** Directions **
Write out all of the records precisely. Skip anything that is a picture.

Records from a data collection
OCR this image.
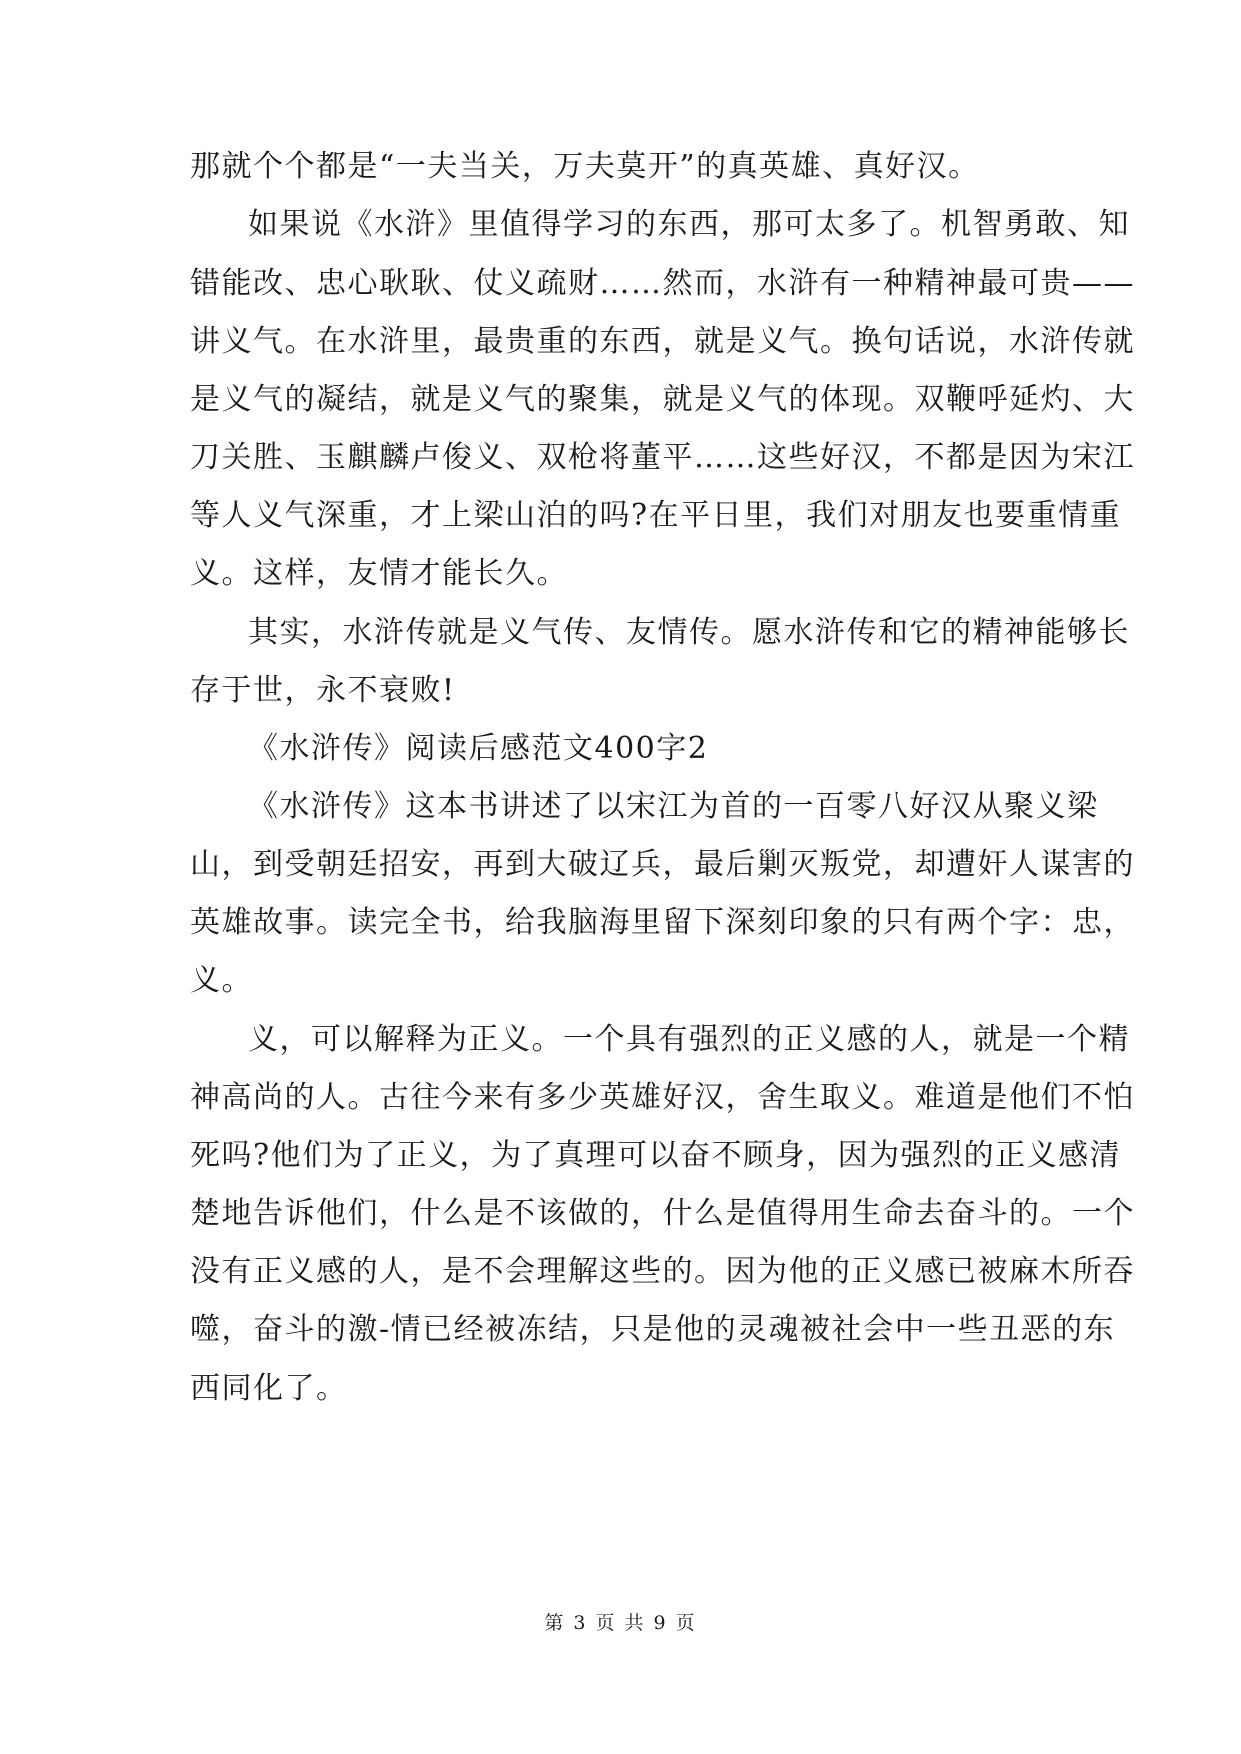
那就个个都是“一夫当关，万夫莫开”的真英雄、真好汉。
如果说《水浒》里值得学习的东西，那可太多了。机智勇敢、知
错能改、忠心耿耿、仗义疏财……然而，水浒有一种精神最可贵——
讲义气。在水浒里，最贵重的东西，就是义气。换句话说，水浒传就
是义气的凝结，就是义气的聚集，就是义气的体现。双鞭呼延灼、大
刀关胜、玉麒麟卢俊义、双枪将董平……这些好汉，不都是因为宋江
等人义气深重，才上梁山泊的吗?在平日里，我们对朋友也要重情重
义。这样，友情才能长久。
其实，水浒传就是义气传、友情传。愿水浒传和它的精神能够长
存于世，永不衰败!
《水浒传》阅读后感范文400字2
《水浒传》这本书讲述了以宋江为首的一百零八好汉从聚义梁
山，到受朝廷招安，再到大破辽兵，最后剿灭叛党，却遭奸人谋害的
英雄故事。读完全书，给我脑海里留下深刻印象的只有两个字：忠，
义。
义，可以解释为正义。一个具有强烈的正义感的人，就是一个精
神高尚的人。古往今来有多少英雄好汉，舍生取义。难道是他们不怕
死吗?他们为了正义，为了真理可以奋不顾身，因为强烈的正义感清
楚地告诉他们，什么是不该做的，什么是值得用生命去奋斗的。一个
没有正义感的人，是不会理解这些的。因为他的正义感已被麻木所吞
噬，奋斗的激-情已经被冻结，只是他的灵魂被社会中一些丑恶的东
西同化了。
第 3 页 共 9 页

** The result **
OCR this image.
那就个个都是“一夫当关，万夫莫开”的真英雄、真好汉。
如果说《水浒》里值得学习的东西，那可太多了。机智勇敢、知
错能改、忠心耿耿、仗义疏财……然而，水浒有一种精神最可贵——
讲义气。在水浒里，最贵重的东西，就是义气。换句话说，水浒传就
是义气的凝结，就是义气的聚集，就是义气的体现。双鞭呼延灼、大
刀关胜、玉麒麟卢俊义、双枪将董平……这些好汉，不都是因为宋江
等人义气深重，才上梁山泊的吗?在平日里，我们对朋友也要重情重
义。这样，友情才能长久。
其实，水浒传就是义气传、友情传。愿水浒传和它的精神能够长
存于世，永不衰败!
《水浒传》阅读后感范文400字2
《水浒传》这本书讲述了以宋江为首的一百零八好汉从聚义梁
山，到受朝廷招安，再到大破辽兵，最后剿灭叛党，却遭奸人谋害的
英雄故事。读完全书，给我脑海里留下深刻印象的只有两个字：忠，
义。
义，可以解释为正义。一个具有强烈的正义感的人，就是一个精
神高尚的人。古往今来有多少英雄好汉，舍生取义。难道是他们不怕
死吗?他们为了正义，为了真理可以奋不顾身，因为强烈的正义感清
楚地告诉他们，什么是不该做的，什么是值得用生命去奋斗的。一个
没有正义感的人，是不会理解这些的。因为他的正义感已被麻木所吞
噬，奋斗的激-情已经被冻结，只是他的灵魂被社会中一些丑恶的东
西同化了。
第 3 页 共 9 页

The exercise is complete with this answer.